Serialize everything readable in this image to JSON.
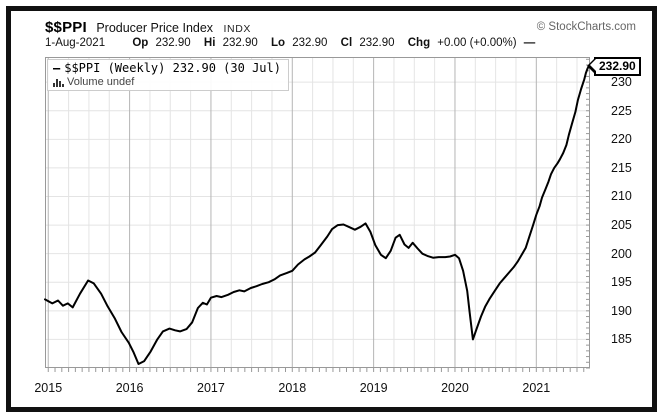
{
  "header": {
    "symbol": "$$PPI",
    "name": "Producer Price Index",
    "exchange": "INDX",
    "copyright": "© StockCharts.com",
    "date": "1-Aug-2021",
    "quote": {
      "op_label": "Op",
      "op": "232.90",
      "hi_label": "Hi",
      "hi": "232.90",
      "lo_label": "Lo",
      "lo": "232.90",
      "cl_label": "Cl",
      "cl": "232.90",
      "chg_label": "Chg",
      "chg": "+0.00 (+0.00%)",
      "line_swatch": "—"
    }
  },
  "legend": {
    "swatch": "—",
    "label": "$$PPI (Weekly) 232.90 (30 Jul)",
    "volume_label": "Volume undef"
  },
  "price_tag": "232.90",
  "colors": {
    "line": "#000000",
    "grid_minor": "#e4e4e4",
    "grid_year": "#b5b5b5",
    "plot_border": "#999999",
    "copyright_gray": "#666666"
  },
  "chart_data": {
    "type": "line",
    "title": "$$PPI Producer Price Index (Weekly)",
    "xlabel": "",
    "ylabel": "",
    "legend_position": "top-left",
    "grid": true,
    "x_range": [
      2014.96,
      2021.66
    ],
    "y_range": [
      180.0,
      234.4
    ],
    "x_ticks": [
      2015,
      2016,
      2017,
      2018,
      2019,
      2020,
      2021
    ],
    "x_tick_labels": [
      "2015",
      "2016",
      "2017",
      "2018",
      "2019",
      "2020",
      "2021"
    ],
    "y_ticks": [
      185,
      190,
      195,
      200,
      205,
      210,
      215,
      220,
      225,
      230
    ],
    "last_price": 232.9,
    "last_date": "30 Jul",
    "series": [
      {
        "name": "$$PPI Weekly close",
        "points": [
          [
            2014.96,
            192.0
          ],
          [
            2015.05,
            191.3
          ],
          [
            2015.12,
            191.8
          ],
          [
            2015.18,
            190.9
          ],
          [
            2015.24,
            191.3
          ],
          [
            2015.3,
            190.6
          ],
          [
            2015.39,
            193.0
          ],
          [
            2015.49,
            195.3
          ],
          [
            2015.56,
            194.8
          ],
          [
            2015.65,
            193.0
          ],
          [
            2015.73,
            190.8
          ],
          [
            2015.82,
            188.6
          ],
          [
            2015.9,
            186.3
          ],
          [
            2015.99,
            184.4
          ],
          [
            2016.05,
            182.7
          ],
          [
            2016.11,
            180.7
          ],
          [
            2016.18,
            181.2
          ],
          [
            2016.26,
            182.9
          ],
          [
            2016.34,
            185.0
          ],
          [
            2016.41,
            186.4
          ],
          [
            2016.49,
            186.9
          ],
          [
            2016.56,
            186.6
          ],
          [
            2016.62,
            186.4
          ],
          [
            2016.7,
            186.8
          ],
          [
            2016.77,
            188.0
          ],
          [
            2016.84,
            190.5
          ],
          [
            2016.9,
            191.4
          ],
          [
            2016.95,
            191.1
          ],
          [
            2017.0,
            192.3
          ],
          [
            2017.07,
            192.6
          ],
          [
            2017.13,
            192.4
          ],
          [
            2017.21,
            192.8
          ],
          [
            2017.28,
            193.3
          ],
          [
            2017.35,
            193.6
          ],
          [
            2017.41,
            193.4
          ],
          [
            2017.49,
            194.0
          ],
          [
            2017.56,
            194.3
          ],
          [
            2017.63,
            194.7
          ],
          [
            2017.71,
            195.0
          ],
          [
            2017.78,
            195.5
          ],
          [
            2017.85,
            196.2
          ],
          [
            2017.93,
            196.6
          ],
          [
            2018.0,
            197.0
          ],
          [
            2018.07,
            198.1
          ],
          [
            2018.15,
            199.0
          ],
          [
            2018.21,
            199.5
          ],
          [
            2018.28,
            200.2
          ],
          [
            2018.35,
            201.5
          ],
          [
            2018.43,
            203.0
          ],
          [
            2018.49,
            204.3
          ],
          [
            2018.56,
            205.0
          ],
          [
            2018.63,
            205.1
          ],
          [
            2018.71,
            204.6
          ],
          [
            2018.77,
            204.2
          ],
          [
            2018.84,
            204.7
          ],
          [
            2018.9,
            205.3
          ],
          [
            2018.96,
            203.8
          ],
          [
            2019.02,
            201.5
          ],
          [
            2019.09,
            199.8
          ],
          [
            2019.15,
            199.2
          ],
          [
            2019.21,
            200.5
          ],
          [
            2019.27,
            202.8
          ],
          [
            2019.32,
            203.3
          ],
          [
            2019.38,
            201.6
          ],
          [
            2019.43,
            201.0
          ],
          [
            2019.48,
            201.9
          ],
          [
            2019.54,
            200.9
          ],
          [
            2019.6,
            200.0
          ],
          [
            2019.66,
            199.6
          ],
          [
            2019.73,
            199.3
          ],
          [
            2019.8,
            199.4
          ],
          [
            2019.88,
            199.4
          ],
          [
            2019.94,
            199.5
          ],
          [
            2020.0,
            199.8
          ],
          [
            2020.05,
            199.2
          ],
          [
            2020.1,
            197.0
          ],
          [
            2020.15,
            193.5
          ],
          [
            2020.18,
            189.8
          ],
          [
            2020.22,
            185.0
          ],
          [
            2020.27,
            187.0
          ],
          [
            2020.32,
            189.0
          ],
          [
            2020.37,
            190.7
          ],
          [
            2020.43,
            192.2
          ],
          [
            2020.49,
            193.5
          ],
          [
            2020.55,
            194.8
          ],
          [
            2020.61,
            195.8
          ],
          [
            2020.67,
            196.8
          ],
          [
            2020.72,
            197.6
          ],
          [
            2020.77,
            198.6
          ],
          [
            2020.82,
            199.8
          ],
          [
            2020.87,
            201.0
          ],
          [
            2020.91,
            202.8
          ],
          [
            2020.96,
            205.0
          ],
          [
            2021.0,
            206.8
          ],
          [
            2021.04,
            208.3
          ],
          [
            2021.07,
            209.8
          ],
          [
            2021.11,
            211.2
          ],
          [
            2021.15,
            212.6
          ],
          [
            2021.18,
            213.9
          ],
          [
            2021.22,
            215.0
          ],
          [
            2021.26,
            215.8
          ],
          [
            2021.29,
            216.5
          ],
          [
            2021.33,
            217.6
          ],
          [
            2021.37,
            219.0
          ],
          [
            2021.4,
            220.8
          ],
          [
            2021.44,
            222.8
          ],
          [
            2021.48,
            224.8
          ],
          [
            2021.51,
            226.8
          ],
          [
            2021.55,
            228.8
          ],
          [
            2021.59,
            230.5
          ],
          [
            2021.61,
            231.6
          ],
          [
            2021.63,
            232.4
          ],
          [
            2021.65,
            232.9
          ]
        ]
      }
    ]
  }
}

> [Aim] Pictures in the records above are left out; print everything else exactly as written.

> [The response]
Serialize everything readable in this image to JSON.
{
  "header": {
    "symbol": "$$PPI",
    "name": "Producer Price Index",
    "exchange": "INDX",
    "copyright": "© StockCharts.com",
    "date": "1-Aug-2021",
    "quote": {
      "op_label": "Op",
      "op": "232.90",
      "hi_label": "Hi",
      "hi": "232.90",
      "lo_label": "Lo",
      "lo": "232.90",
      "cl_label": "Cl",
      "cl": "232.90",
      "chg_label": "Chg",
      "chg": "+0.00 (+0.00%)",
      "line_swatch": "—"
    }
  },
  "legend": {
    "swatch": "—",
    "label": "$$PPI (Weekly) 232.90 (30 Jul)",
    "volume_label": "Volume undef"
  },
  "price_tag": "232.90",
  "colors": {
    "line": "#000000",
    "grid_minor": "#e4e4e4",
    "grid_year": "#b5b5b5",
    "plot_border": "#999999",
    "copyright_gray": "#666666"
  },
  "chart_data": {
    "type": "line",
    "title": "$$PPI Producer Price Index (Weekly)",
    "xlabel": "",
    "ylabel": "",
    "legend_position": "top-left",
    "grid": true,
    "x_range": [
      2014.96,
      2021.66
    ],
    "y_range": [
      180.0,
      234.4
    ],
    "x_ticks": [
      2015,
      2016,
      2017,
      2018,
      2019,
      2020,
      2021
    ],
    "x_tick_labels": [
      "2015",
      "2016",
      "2017",
      "2018",
      "2019",
      "2020",
      "2021"
    ],
    "y_ticks": [
      185,
      190,
      195,
      200,
      205,
      210,
      215,
      220,
      225,
      230
    ],
    "last_price": 232.9,
    "last_date": "30 Jul",
    "series": [
      {
        "name": "$$PPI Weekly close",
        "points": [
          [
            2014.96,
            192.0
          ],
          [
            2015.05,
            191.3
          ],
          [
            2015.12,
            191.8
          ],
          [
            2015.18,
            190.9
          ],
          [
            2015.24,
            191.3
          ],
          [
            2015.3,
            190.6
          ],
          [
            2015.39,
            193.0
          ],
          [
            2015.49,
            195.3
          ],
          [
            2015.56,
            194.8
          ],
          [
            2015.65,
            193.0
          ],
          [
            2015.73,
            190.8
          ],
          [
            2015.82,
            188.6
          ],
          [
            2015.9,
            186.3
          ],
          [
            2015.99,
            184.4
          ],
          [
            2016.05,
            182.7
          ],
          [
            2016.11,
            180.7
          ],
          [
            2016.18,
            181.2
          ],
          [
            2016.26,
            182.9
          ],
          [
            2016.34,
            185.0
          ],
          [
            2016.41,
            186.4
          ],
          [
            2016.49,
            186.9
          ],
          [
            2016.56,
            186.6
          ],
          [
            2016.62,
            186.4
          ],
          [
            2016.7,
            186.8
          ],
          [
            2016.77,
            188.0
          ],
          [
            2016.84,
            190.5
          ],
          [
            2016.9,
            191.4
          ],
          [
            2016.95,
            191.1
          ],
          [
            2017.0,
            192.3
          ],
          [
            2017.07,
            192.6
          ],
          [
            2017.13,
            192.4
          ],
          [
            2017.21,
            192.8
          ],
          [
            2017.28,
            193.3
          ],
          [
            2017.35,
            193.6
          ],
          [
            2017.41,
            193.4
          ],
          [
            2017.49,
            194.0
          ],
          [
            2017.56,
            194.3
          ],
          [
            2017.63,
            194.7
          ],
          [
            2017.71,
            195.0
          ],
          [
            2017.78,
            195.5
          ],
          [
            2017.85,
            196.2
          ],
          [
            2017.93,
            196.6
          ],
          [
            2018.0,
            197.0
          ],
          [
            2018.07,
            198.1
          ],
          [
            2018.15,
            199.0
          ],
          [
            2018.21,
            199.5
          ],
          [
            2018.28,
            200.2
          ],
          [
            2018.35,
            201.5
          ],
          [
            2018.43,
            203.0
          ],
          [
            2018.49,
            204.3
          ],
          [
            2018.56,
            205.0
          ],
          [
            2018.63,
            205.1
          ],
          [
            2018.71,
            204.6
          ],
          [
            2018.77,
            204.2
          ],
          [
            2018.84,
            204.7
          ],
          [
            2018.9,
            205.3
          ],
          [
            2018.96,
            203.8
          ],
          [
            2019.02,
            201.5
          ],
          [
            2019.09,
            199.8
          ],
          [
            2019.15,
            199.2
          ],
          [
            2019.21,
            200.5
          ],
          [
            2019.27,
            202.8
          ],
          [
            2019.32,
            203.3
          ],
          [
            2019.38,
            201.6
          ],
          [
            2019.43,
            201.0
          ],
          [
            2019.48,
            201.9
          ],
          [
            2019.54,
            200.9
          ],
          [
            2019.6,
            200.0
          ],
          [
            2019.66,
            199.6
          ],
          [
            2019.73,
            199.3
          ],
          [
            2019.8,
            199.4
          ],
          [
            2019.88,
            199.4
          ],
          [
            2019.94,
            199.5
          ],
          [
            2020.0,
            199.8
          ],
          [
            2020.05,
            199.2
          ],
          [
            2020.1,
            197.0
          ],
          [
            2020.15,
            193.5
          ],
          [
            2020.18,
            189.8
          ],
          [
            2020.22,
            185.0
          ],
          [
            2020.27,
            187.0
          ],
          [
            2020.32,
            189.0
          ],
          [
            2020.37,
            190.7
          ],
          [
            2020.43,
            192.2
          ],
          [
            2020.49,
            193.5
          ],
          [
            2020.55,
            194.8
          ],
          [
            2020.61,
            195.8
          ],
          [
            2020.67,
            196.8
          ],
          [
            2020.72,
            197.6
          ],
          [
            2020.77,
            198.6
          ],
          [
            2020.82,
            199.8
          ],
          [
            2020.87,
            201.0
          ],
          [
            2020.91,
            202.8
          ],
          [
            2020.96,
            205.0
          ],
          [
            2021.0,
            206.8
          ],
          [
            2021.04,
            208.3
          ],
          [
            2021.07,
            209.8
          ],
          [
            2021.11,
            211.2
          ],
          [
            2021.15,
            212.6
          ],
          [
            2021.18,
            213.9
          ],
          [
            2021.22,
            215.0
          ],
          [
            2021.26,
            215.8
          ],
          [
            2021.29,
            216.5
          ],
          [
            2021.33,
            217.6
          ],
          [
            2021.37,
            219.0
          ],
          [
            2021.4,
            220.8
          ],
          [
            2021.44,
            222.8
          ],
          [
            2021.48,
            224.8
          ],
          [
            2021.51,
            226.8
          ],
          [
            2021.55,
            228.8
          ],
          [
            2021.59,
            230.5
          ],
          [
            2021.61,
            231.6
          ],
          [
            2021.63,
            232.4
          ],
          [
            2021.65,
            232.9
          ]
        ]
      }
    ]
  }
}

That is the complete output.